→ Directions:
The entries below should be copied exactly and completely.
[Stored data Boundary: Start]
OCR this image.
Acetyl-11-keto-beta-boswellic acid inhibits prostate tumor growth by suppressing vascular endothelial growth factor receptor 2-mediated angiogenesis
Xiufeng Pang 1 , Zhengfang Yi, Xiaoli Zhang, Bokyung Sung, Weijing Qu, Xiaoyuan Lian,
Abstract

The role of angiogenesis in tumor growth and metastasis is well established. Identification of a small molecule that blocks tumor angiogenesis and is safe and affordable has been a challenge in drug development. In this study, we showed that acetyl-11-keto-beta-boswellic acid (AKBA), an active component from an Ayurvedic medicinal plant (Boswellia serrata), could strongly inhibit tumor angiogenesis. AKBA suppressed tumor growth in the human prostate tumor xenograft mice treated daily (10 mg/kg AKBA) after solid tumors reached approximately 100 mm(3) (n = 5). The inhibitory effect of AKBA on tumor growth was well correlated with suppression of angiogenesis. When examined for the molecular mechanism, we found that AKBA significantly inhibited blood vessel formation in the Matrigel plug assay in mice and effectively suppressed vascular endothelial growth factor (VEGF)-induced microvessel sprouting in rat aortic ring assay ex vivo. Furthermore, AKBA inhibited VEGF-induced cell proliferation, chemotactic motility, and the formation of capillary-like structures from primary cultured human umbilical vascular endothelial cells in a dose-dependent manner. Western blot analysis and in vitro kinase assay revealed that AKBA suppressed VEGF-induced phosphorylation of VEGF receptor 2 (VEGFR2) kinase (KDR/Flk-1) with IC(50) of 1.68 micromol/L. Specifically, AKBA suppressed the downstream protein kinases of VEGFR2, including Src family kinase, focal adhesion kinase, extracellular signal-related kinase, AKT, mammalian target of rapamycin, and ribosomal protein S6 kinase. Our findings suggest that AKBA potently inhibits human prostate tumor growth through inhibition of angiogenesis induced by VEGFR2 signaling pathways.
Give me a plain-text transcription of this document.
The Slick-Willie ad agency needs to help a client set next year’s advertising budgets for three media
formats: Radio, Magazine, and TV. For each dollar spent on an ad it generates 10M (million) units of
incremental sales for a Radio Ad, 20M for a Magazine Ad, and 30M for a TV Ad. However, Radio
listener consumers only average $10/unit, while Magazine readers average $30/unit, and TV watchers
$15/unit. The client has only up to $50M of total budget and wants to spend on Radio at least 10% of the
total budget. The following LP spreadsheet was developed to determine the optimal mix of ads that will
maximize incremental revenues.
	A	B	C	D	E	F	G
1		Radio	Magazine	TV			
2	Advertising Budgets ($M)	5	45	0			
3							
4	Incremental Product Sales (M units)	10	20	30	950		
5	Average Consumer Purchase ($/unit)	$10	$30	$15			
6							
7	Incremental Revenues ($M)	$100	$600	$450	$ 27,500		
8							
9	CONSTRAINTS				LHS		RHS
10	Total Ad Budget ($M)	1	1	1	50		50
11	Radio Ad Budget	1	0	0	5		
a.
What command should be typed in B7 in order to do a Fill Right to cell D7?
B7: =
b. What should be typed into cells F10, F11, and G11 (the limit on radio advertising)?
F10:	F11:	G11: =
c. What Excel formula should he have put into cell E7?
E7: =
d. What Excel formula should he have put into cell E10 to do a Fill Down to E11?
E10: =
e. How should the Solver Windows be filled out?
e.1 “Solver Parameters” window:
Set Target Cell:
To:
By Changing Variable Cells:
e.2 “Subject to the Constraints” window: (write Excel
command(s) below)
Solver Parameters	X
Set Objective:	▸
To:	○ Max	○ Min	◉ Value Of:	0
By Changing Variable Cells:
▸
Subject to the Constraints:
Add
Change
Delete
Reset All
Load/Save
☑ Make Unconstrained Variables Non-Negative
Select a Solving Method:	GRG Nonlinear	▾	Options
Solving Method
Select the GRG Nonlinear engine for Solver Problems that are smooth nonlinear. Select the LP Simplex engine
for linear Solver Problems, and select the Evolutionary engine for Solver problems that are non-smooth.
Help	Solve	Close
[Stored data Boundary: End]
→ Worked solution:
OCR this image.
Acetyl-11-keto-beta-boswellic acid inhibits prostate tumor growth by suppressing vascular endothelial growth factor receptor 2-mediated angiogenesis
Xiufeng Pang 1 , Zhengfang Yi, Xiaoli Zhang, Bokyung Sung, Weijing Qu, Xiaoyuan Lian,
Abstract

The role of angiogenesis in tumor growth and metastasis is well established. Identification of a small molecule that blocks tumor angiogenesis and is safe and affordable has been a challenge in drug development. In this study, we showed that acetyl-11-keto-beta-boswellic acid (AKBA), an active component from an Ayurvedic medicinal plant (Boswellia serrata), could strongly inhibit tumor angiogenesis. AKBA suppressed tumor growth in the human prostate tumor xenograft mice treated daily (10 mg/kg AKBA) after solid tumors reached approximately 100 mm(3) (n = 5). The inhibitory effect of AKBA on tumor growth was well correlated with suppression of angiogenesis. When examined for the molecular mechanism, we found that AKBA significantly inhibited blood vessel formation in the Matrigel plug assay in mice and effectively suppressed vascular endothelial growth factor (VEGF)-induced microvessel sprouting in rat aortic ring assay ex vivo. Furthermore, AKBA inhibited VEGF-induced cell proliferation, chemotactic motility, and the formation of capillary-like structures from primary cultured human umbilical vascular endothelial cells in a dose-dependent manner. Western blot analysis and in vitro kinase assay revealed that AKBA suppressed VEGF-induced phosphorylation of VEGF receptor 2 (VEGFR2) kinase (KDR/Flk-1) with IC(50) of 1.68 micromol/L. Specifically, AKBA suppressed the downstream protein kinases of VEGFR2, including Src family kinase, focal adhesion kinase, extracellular signal-related kinase, AKT, mammalian target of rapamycin, and ribosomal protein S6 kinase. Our findings suggest that AKBA potently inhibits human prostate tumor growth through inhibition of angiogenesis induced by VEGFR2 signaling pathways.
Give me a plain-text transcription of this document.
The Slick-Willie ad agency needs to help a client set next year’s advertising budgets for three media
formats: Radio, Magazine, and TV. For each dollar spent on an ad it generates 10M (million) units of
incremental sales for a Radio Ad, 20M for a Magazine Ad, and 30M for a TV Ad. However, Radio
listener consumers only average $10/unit, while Magazine readers average $30/unit, and TV watchers
$15/unit. The client has only up to $50M of total budget and wants to spend on Radio at least 10% of the
total budget. The following LP spreadsheet was developed to determine the optimal mix of ads that will
maximize incremental revenues.
	A	B	C	D	E	F	G
1		Radio	Magazine	TV			
2	Advertising Budgets ($M)	5	45	0			
3							
4	Incremental Product Sales (M units)	10	20	30	950		
5	Average Consumer Purchase ($/unit)	$10	$30	$15			
6							
7	Incremental Revenues ($M)	$100	$600	$450	$ 27,500		
8							
9	CONSTRAINTS				LHS		RHS
10	Total Ad Budget ($M)	1	1	1	50		50
11	Radio Ad Budget	1	0	0	5		
a.
What command should be typed in B7 in order to do a Fill Right to cell D7?
B7: =
b. What should be typed into cells F10, F11, and G11 (the limit on radio advertising)?
F10:	F11:	G11: =
c. What Excel formula should he have put into cell E7?
E7: =
d. What Excel formula should he have put into cell E10 to do a Fill Down to E11?
E10: =
e. How should the Solver Windows be filled out?
e.1 “Solver Parameters” window:
Set Target Cell:
To:
By Changing Variable Cells:
e.2 “Subject to the Constraints” window: (write Excel
command(s) below)
Solver Parameters	X
Set Objective:	▸
To:	○ Max	○ Min	◉ Value Of:	0
By Changing Variable Cells:
▸
Subject to the Constraints:
Add
Change
Delete
Reset All
Load/Save
☑ Make Unconstrained Variables Non-Negative
Select a Solving Method:	GRG Nonlinear	▾	Options
Solving Method
Select the GRG Nonlinear engine for Solver Problems that are smooth nonlinear. Select the LP Simplex engine
for linear Solver Problems, and select the Evolutionary engine for Solver problems that are non-smooth.
Help	Solve	Close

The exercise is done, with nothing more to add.